● Work instructions: Go through the listing beneath this task and return every line that carries the string "Below".
## BEGIN Data rows
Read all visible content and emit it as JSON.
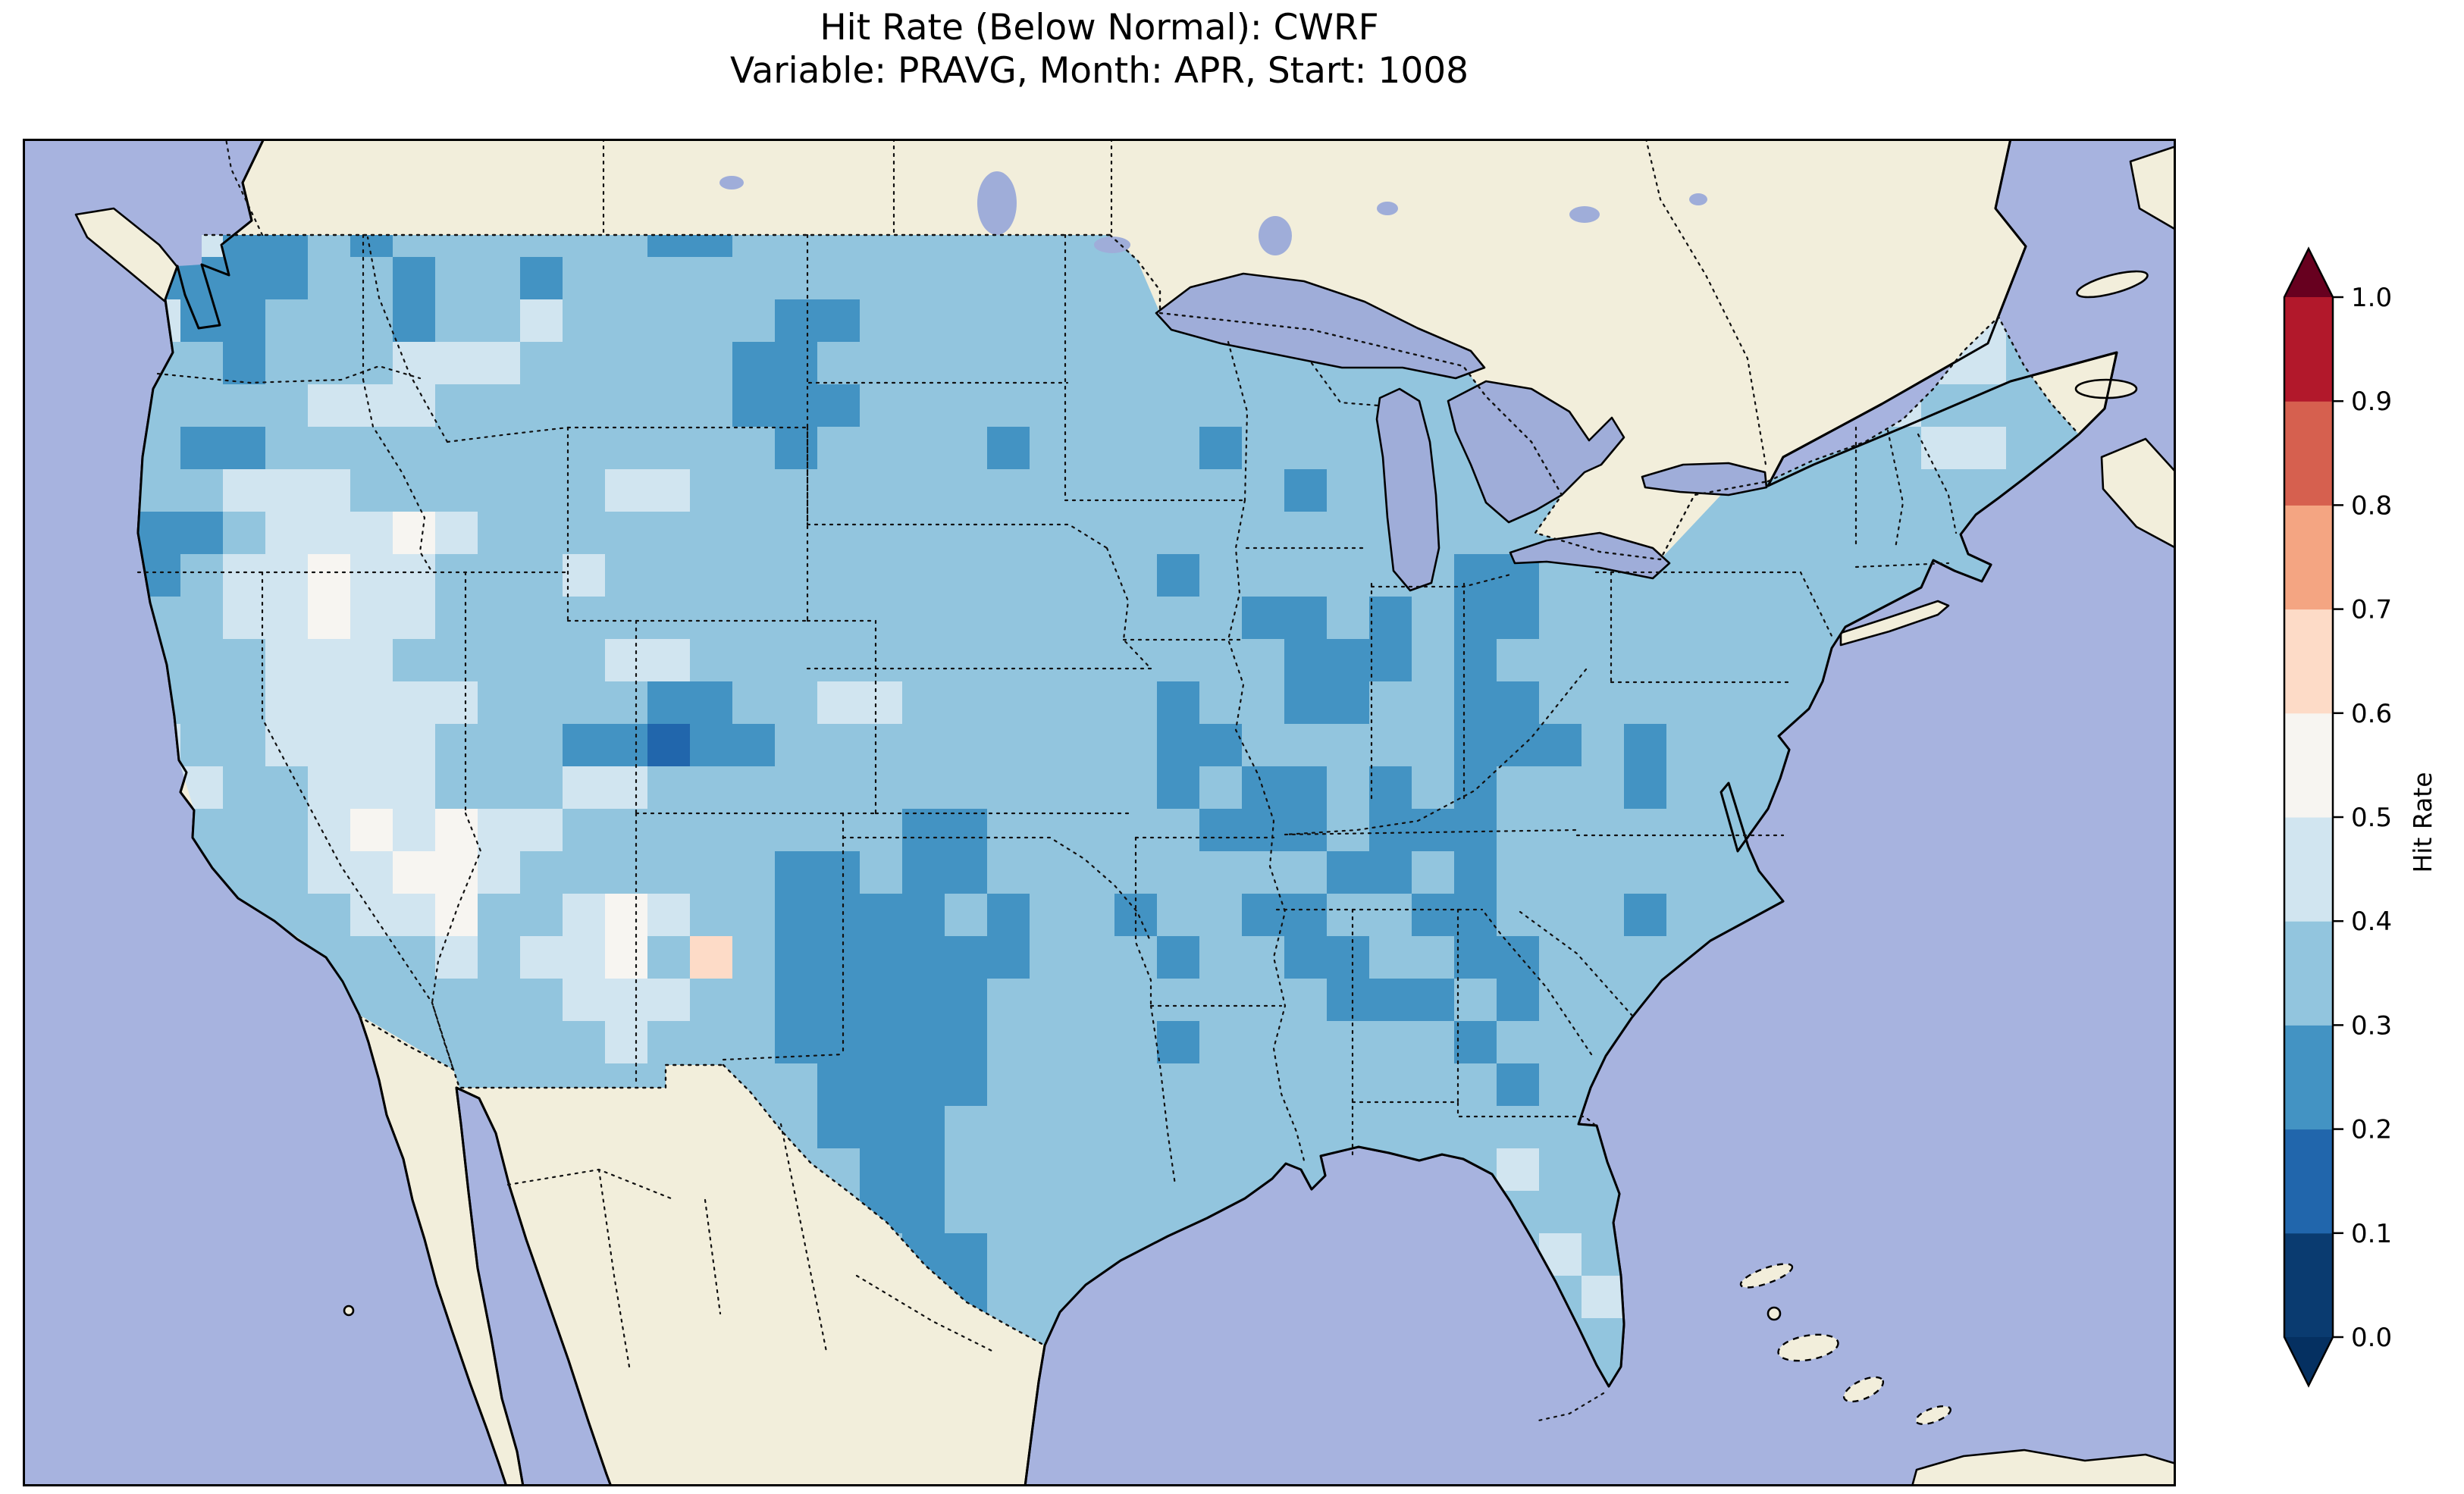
{
  "chart_data": {
    "type": "heatmap",
    "title": "Hit Rate (Below Normal): CWRF",
    "subtitle": "Variable: PRAVG, Month: APR, Start: 1008",
    "model": "CWRF",
    "category": "Below Normal",
    "variable": "PRAVG",
    "month": "APR",
    "start": "1008",
    "colorbar": {
      "label": "Hit Rate",
      "ticks": [
        0.0,
        0.1,
        0.2,
        0.3,
        0.4,
        0.5,
        0.6,
        0.7,
        0.8,
        0.9,
        1.0
      ],
      "boundaries": [
        0.0,
        0.1,
        0.2,
        0.3,
        0.4,
        0.5,
        0.6,
        0.7,
        0.8,
        0.9,
        1.0
      ],
      "colors": [
        "#0a3b70",
        "#2166ac",
        "#4393c3",
        "#92c5de",
        "#d1e5f0",
        "#f7f5f1",
        "#fddbc7",
        "#f4a582",
        "#d6604f",
        "#b2182b"
      ],
      "under_color": "#053061",
      "over_color": "#67001f",
      "extend": "both",
      "colormap": "RdBu_r",
      "orientation": "vertical",
      "position": "right"
    },
    "map": {
      "region": "Continental United States",
      "ocean_color": "#a7b3df",
      "land_color": "#f2eedb",
      "lake_color": "#9fadd9",
      "extent_lon": [
        -127,
        -64
      ],
      "extent_lat": [
        23,
        51
      ],
      "grid_on": false,
      "state_borders": "dotted",
      "coastlines": "solid"
    },
    "grid": {
      "description": "Coarse raster of hit-rate values over CONUS; chars map to bin midpoints, mostly 0.2-0.5 blues with scattered whites (0.5-0.6), one dark 0.1-0.2 cell in west Colorado and a pale pink 0.6-0.7 cell in southern New Mexico",
      "value_map": {
        "1": 0.15,
        "2": 0.25,
        "3": 0.35,
        "4": 0.45,
        "5": 0.55,
        "6": 0.65
      },
      "rows": [
        "333422323333332233333333333333333333333333333333",
        "342222332332333333333333333333333333333333333333",
        "354223332334333332233333333333333333333333334433",
        "343323334443333322333333333333333333333333334433",
        "333333444333333322233333333333333333333333443333",
        "333223333333333332333323333233333333333333334433",
        "333344433333344333333333333332333333333333333333",
        "332234445433333333333333333333333333333333333333",
        "332344544333433333333333332333333223333333333333",
        "333344544333333333333333333322323223333333333333",
        "333334443333344333333333333332223233333333333333",
        "333334444433332233443333332332233223333333333333",
        "334334444333221223333333332233333222323333333333",
        "333433444333443333333333332322323233323333333333",
        "333333454544333333332233333222322233333333333333",
        "333333445543333332232233333333223233333333333333",
        "333333344533454332222323323322332233323333333333",
        "333333333434453632222223332332233223333333333333",
        "333333333333444332222233333333222323333333333333",
        "333333333333343332222233332333333233333333333333",
        "333333333333333333222233333333333323333333333333",
        "333333333333333333222333333333333333333333333333",
        "333333333333333333322333333333333343333333333333",
        "333333333333333333322333333333333433333333333333",
        "333333333333333333332233333333333334333333333333",
        "333333333333333333332233333333333333433333333333",
        "333333333333333333333233333333333333333333333333",
        "333333333333333333333333333333333333333333333333"
      ]
    }
  }
}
## END Data rows
● Final result:
    "title": "Hit Rate (Below Normal): CWRF",
    "category": "Below Normal",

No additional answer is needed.